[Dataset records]
-- START --

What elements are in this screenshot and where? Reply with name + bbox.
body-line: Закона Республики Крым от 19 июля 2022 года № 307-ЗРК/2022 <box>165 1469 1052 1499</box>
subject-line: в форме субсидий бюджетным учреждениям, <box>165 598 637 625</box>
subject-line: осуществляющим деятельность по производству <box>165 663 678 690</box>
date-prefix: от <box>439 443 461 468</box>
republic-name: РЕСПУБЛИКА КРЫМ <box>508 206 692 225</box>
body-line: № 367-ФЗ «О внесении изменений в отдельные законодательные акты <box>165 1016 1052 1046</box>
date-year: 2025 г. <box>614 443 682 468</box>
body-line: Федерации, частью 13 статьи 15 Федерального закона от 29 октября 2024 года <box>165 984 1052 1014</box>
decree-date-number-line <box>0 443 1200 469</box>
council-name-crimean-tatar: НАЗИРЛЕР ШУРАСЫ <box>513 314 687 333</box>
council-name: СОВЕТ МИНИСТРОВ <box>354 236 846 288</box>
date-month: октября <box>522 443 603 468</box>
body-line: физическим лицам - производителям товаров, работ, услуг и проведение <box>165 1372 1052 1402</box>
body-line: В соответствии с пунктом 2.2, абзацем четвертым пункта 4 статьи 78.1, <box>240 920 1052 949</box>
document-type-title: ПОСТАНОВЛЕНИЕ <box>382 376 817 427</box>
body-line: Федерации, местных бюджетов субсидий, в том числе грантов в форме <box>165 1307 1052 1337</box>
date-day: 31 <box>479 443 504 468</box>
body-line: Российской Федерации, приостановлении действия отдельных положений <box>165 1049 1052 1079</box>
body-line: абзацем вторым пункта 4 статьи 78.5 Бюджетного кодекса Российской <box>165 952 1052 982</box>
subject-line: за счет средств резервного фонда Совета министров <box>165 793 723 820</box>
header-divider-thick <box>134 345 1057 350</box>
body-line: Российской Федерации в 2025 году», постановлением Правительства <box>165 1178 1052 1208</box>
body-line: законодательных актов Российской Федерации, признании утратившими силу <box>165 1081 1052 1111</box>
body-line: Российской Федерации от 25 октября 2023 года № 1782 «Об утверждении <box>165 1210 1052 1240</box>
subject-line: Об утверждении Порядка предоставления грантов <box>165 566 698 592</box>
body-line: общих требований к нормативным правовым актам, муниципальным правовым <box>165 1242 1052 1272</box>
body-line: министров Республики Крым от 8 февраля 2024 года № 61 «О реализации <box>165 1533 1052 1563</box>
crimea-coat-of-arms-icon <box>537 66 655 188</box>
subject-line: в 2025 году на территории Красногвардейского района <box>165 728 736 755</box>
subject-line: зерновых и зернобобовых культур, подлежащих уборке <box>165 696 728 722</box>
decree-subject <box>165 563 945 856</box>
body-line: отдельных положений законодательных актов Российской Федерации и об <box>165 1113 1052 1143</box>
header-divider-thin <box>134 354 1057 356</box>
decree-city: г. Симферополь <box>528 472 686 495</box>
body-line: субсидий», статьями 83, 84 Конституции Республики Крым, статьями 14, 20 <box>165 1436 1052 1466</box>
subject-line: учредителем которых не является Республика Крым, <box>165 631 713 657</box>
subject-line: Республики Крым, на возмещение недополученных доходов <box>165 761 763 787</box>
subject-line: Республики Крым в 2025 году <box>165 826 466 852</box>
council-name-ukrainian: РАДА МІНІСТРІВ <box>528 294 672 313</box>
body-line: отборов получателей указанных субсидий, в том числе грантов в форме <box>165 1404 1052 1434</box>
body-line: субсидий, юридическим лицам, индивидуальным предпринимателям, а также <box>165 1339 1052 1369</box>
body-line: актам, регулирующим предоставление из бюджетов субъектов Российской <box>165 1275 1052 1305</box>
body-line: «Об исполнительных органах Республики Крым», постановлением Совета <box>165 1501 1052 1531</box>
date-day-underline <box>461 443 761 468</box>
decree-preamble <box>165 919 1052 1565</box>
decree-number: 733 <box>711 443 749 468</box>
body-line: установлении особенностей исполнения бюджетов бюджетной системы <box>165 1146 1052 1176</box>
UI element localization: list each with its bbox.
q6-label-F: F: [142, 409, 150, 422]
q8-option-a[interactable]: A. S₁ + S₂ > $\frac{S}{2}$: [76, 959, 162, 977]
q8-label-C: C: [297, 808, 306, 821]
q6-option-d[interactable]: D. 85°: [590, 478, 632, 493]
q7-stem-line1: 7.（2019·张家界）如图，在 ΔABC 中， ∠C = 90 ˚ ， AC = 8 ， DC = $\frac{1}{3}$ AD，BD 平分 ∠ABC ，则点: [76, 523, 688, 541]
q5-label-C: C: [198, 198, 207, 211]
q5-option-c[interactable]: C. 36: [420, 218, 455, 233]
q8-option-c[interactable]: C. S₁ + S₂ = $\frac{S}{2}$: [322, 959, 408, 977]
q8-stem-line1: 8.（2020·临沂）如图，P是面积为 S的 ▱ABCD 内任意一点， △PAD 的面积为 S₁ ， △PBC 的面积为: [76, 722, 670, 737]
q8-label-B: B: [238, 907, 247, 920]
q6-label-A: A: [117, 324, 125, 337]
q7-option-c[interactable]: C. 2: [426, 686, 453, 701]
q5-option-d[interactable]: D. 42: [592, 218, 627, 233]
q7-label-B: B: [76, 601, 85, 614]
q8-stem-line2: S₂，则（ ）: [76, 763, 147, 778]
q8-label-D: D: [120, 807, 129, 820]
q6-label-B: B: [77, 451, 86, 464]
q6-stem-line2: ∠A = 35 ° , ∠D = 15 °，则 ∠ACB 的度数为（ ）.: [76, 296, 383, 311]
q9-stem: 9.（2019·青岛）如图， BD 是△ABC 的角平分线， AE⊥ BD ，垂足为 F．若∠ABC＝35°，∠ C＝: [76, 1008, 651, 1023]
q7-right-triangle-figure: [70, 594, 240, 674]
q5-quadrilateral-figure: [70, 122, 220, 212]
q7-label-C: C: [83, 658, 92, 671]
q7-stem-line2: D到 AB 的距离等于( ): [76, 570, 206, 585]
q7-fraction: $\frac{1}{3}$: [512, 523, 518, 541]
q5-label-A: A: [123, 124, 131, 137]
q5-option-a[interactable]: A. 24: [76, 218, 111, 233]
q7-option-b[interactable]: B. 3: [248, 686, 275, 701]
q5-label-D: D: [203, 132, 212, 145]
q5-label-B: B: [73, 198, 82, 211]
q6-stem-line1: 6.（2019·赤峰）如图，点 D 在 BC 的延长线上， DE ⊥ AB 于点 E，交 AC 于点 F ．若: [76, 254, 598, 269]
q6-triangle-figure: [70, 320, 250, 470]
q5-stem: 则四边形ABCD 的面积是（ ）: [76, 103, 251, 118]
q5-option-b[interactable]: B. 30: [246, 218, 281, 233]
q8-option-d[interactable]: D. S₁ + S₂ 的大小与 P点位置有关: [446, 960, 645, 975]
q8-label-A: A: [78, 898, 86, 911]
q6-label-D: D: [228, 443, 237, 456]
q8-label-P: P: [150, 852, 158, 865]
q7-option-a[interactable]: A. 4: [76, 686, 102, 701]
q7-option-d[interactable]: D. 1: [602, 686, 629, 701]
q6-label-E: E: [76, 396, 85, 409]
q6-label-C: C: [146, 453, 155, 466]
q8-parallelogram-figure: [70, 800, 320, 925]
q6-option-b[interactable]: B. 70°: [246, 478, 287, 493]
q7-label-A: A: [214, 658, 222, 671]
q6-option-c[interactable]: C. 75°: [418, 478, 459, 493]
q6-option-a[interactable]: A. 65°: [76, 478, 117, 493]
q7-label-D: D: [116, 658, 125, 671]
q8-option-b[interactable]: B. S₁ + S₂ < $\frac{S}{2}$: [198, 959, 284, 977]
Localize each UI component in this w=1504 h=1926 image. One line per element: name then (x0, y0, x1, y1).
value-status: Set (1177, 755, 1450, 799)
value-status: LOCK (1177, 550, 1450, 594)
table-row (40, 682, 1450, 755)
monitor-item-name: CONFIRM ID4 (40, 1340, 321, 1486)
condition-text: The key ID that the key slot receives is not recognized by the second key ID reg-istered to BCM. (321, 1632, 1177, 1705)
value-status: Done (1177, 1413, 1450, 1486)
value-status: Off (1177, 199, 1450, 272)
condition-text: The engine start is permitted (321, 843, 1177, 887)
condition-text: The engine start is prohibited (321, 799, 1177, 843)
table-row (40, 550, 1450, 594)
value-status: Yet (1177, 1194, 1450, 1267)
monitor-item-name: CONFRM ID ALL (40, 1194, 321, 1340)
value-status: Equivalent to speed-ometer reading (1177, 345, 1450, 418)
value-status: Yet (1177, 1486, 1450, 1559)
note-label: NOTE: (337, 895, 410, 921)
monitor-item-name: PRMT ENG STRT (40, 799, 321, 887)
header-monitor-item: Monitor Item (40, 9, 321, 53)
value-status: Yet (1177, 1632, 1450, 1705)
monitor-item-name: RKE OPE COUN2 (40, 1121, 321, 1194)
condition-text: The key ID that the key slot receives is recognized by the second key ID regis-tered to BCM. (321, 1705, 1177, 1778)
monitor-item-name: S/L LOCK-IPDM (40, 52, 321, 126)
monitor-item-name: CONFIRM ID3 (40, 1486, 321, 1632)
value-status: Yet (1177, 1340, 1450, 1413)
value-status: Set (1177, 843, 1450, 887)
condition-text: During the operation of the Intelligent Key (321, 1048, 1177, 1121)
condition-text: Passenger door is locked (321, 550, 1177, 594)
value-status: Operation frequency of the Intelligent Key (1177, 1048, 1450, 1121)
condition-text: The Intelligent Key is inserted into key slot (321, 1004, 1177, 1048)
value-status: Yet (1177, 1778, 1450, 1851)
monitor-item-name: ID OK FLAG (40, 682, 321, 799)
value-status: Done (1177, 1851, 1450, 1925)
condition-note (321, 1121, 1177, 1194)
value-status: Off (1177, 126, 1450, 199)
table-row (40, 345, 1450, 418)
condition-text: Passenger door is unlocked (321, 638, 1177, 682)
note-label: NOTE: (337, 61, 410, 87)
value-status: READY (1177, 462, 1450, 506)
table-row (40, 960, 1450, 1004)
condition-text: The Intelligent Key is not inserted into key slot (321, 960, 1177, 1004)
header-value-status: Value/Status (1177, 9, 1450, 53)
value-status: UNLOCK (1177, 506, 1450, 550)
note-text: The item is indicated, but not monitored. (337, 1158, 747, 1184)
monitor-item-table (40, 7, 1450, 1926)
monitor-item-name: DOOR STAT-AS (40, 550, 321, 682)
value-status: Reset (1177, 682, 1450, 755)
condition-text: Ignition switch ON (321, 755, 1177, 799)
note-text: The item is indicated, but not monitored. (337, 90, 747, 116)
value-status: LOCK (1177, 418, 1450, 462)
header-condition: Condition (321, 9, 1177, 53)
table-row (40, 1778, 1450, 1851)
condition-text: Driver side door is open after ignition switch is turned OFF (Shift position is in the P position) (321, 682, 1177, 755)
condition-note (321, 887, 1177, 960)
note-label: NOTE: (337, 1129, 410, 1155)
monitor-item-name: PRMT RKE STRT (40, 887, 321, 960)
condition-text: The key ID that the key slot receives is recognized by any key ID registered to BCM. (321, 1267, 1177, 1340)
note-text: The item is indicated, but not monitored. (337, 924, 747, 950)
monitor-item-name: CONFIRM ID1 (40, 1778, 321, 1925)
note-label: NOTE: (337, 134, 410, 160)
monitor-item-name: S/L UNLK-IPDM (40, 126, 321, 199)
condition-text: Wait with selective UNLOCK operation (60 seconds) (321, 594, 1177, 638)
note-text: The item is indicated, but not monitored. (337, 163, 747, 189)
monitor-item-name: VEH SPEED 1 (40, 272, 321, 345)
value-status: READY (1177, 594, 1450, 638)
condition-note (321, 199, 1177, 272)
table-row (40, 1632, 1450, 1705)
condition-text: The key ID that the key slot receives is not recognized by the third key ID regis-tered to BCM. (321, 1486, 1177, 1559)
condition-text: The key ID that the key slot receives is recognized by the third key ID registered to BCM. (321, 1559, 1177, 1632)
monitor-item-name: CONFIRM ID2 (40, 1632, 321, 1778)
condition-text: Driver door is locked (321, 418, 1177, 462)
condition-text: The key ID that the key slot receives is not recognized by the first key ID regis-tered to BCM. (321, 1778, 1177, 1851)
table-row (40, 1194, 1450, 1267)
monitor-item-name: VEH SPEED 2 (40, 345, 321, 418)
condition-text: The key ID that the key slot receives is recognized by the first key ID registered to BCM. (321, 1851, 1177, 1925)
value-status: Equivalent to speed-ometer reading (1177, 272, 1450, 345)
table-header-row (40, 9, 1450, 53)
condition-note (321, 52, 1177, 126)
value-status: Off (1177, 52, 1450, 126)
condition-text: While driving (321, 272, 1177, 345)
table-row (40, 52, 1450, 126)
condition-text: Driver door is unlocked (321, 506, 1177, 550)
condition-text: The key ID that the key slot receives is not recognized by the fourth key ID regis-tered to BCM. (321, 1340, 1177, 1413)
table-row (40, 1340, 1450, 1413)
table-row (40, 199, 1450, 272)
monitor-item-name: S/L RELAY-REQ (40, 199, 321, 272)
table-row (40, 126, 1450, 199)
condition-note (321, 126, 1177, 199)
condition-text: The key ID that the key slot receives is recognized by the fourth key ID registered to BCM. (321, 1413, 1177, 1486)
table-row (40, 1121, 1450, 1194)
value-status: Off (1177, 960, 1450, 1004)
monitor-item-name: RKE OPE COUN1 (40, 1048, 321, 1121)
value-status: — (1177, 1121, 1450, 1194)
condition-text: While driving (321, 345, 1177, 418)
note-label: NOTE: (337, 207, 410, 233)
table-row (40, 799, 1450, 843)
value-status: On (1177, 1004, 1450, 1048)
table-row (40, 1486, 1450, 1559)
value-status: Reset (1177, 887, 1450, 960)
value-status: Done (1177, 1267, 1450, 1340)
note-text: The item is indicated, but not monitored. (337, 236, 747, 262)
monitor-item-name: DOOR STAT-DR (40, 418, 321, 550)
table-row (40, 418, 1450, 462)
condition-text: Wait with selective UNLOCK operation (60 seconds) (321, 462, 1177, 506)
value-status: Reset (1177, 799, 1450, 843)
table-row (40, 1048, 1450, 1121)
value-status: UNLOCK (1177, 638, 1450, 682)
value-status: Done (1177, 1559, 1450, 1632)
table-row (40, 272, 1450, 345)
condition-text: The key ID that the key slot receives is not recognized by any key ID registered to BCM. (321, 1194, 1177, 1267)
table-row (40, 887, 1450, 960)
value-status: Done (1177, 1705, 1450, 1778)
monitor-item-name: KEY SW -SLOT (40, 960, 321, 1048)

-- END --

- [Task brief]
Which lines of the listing contain the string "положений"? Pick out each one and copy it in full.

- [Exercise solution]
body-line: Российской Федерации, приостановлении действия отдельных положений <box>165 1049 1052 1079</box>
body-line: отдельных положений законодательных актов Российской Федерации и об <box>165 1113 1052 1143</box>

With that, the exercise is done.